Retype the full set of records. Keep every character identical.
------ Data shown ------
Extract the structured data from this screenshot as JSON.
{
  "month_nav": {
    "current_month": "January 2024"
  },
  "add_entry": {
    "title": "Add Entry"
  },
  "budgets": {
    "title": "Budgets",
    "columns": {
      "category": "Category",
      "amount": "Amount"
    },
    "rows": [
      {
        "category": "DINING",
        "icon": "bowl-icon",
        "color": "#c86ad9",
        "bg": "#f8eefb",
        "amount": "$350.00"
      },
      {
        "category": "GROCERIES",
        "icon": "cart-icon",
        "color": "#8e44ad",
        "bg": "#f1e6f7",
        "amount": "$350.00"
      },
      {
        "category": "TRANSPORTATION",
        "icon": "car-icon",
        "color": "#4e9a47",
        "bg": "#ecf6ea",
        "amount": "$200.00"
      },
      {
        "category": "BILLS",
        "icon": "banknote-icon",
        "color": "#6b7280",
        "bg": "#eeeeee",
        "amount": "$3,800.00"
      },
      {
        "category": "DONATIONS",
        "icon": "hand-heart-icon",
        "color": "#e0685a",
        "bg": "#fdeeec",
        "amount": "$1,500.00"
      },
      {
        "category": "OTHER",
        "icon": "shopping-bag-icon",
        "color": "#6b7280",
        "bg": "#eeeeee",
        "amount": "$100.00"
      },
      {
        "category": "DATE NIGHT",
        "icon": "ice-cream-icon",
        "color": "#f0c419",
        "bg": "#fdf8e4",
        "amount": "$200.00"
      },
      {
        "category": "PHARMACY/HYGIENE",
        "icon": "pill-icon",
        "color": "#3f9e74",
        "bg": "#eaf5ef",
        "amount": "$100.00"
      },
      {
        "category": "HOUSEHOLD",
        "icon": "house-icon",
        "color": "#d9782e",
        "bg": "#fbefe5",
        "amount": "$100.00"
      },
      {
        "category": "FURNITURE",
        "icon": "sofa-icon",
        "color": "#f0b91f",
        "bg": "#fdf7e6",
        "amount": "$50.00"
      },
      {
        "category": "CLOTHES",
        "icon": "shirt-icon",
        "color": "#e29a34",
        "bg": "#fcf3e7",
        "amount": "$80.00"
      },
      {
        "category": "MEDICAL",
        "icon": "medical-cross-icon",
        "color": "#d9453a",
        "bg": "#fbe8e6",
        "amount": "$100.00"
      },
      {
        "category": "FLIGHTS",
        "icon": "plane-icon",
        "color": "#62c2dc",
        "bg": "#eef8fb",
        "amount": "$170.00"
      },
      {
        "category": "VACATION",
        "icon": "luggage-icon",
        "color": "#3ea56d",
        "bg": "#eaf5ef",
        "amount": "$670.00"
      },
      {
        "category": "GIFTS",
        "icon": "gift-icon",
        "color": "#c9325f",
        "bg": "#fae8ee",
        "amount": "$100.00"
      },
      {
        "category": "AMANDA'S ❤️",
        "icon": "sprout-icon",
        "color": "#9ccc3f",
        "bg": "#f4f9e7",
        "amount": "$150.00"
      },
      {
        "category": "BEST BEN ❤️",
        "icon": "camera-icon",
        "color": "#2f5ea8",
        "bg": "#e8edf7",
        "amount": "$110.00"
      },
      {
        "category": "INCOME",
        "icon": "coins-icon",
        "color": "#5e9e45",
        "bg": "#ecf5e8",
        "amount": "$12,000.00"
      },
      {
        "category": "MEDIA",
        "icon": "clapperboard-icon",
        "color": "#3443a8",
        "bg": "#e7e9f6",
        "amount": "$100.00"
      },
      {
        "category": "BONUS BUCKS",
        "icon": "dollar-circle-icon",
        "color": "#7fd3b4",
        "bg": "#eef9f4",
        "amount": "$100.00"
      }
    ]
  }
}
------
Output of the task:
Extract the structured data from this screenshot as JSON.
{
  "month_nav": {
    "current_month": "January 2024"
  },
  "add_entry": {
    "title": "Add Entry"
  },
  "budgets": {
    "title": "Budgets",
    "columns": {
      "category": "Category",
      "amount": "Amount"
    },
    "rows": [
      {
        "category": "DINING",
        "icon": "bowl-icon",
        "color": "#c86ad9",
        "bg": "#f8eefb",
        "amount": "$350.00"
      },
      {
        "category": "GROCERIES",
        "icon": "cart-icon",
        "color": "#8e44ad",
        "bg": "#f1e6f7",
        "amount": "$350.00"
      },
      {
        "category": "TRANSPORTATION",
        "icon": "car-icon",
        "color": "#4e9a47",
        "bg": "#ecf6ea",
        "amount": "$200.00"
      },
      {
        "category": "BILLS",
        "icon": "banknote-icon",
        "color": "#6b7280",
        "bg": "#eeeeee",
        "amount": "$3,800.00"
      },
      {
        "category": "DONATIONS",
        "icon": "hand-heart-icon",
        "color": "#e0685a",
        "bg": "#fdeeec",
        "amount": "$1,500.00"
      },
      {
        "category": "OTHER",
        "icon": "shopping-bag-icon",
        "color": "#6b7280",
        "bg": "#eeeeee",
        "amount": "$100.00"
      },
      {
        "category": "DATE NIGHT",
        "icon": "ice-cream-icon",
        "color": "#f0c419",
        "bg": "#fdf8e4",
        "amount": "$200.00"
      },
      {
        "category": "PHARMACY/HYGIENE",
        "icon": "pill-icon",
        "color": "#3f9e74",
        "bg": "#eaf5ef",
        "amount": "$100.00"
      },
      {
        "category": "HOUSEHOLD",
        "icon": "house-icon",
        "color": "#d9782e",
        "bg": "#fbefe5",
        "amount": "$100.00"
      },
      {
        "category": "FURNITURE",
        "icon": "sofa-icon",
        "color": "#f0b91f",
        "bg": "#fdf7e6",
        "amount": "$50.00"
      },
      {
        "category": "CLOTHES",
        "icon": "shirt-icon",
        "color": "#e29a34",
        "bg": "#fcf3e7",
        "amount": "$80.00"
      },
      {
        "category": "MEDICAL",
        "icon": "medical-cross-icon",
        "color": "#d9453a",
        "bg": "#fbe8e6",
        "amount": "$100.00"
      },
      {
        "category": "FLIGHTS",
        "icon": "plane-icon",
        "color": "#62c2dc",
        "bg": "#eef8fb",
        "amount": "$170.00"
      },
      {
        "category": "VACATION",
        "icon": "luggage-icon",
        "color": "#3ea56d",
        "bg": "#eaf5ef",
        "amount": "$670.00"
      },
      {
        "category": "GIFTS",
        "icon": "gift-icon",
        "color": "#c9325f",
        "bg": "#fae8ee",
        "amount": "$100.00"
      },
      {
        "category": "AMANDA'S ❤️",
        "icon": "sprout-icon",
        "color": "#9ccc3f",
        "bg": "#f4f9e7",
        "amount": "$150.00"
      },
      {
        "category": "BEST BEN ❤️",
        "icon": "camera-icon",
        "color": "#2f5ea8",
        "bg": "#e8edf7",
        "amount": "$110.00"
      },
      {
        "category": "INCOME",
        "icon": "coins-icon",
        "color": "#5e9e45",
        "bg": "#ecf5e8",
        "amount": "$12,000.00"
      },
      {
        "category": "MEDIA",
        "icon": "clapperboard-icon",
        "color": "#3443a8",
        "bg": "#e7e9f6",
        "amount": "$100.00"
      },
      {
        "category": "BONUS BUCKS",
        "icon": "dollar-circle-icon",
        "color": "#7fd3b4",
        "bg": "#eef9f4",
        "amount": "$100.00"
      }
    ]
  }
}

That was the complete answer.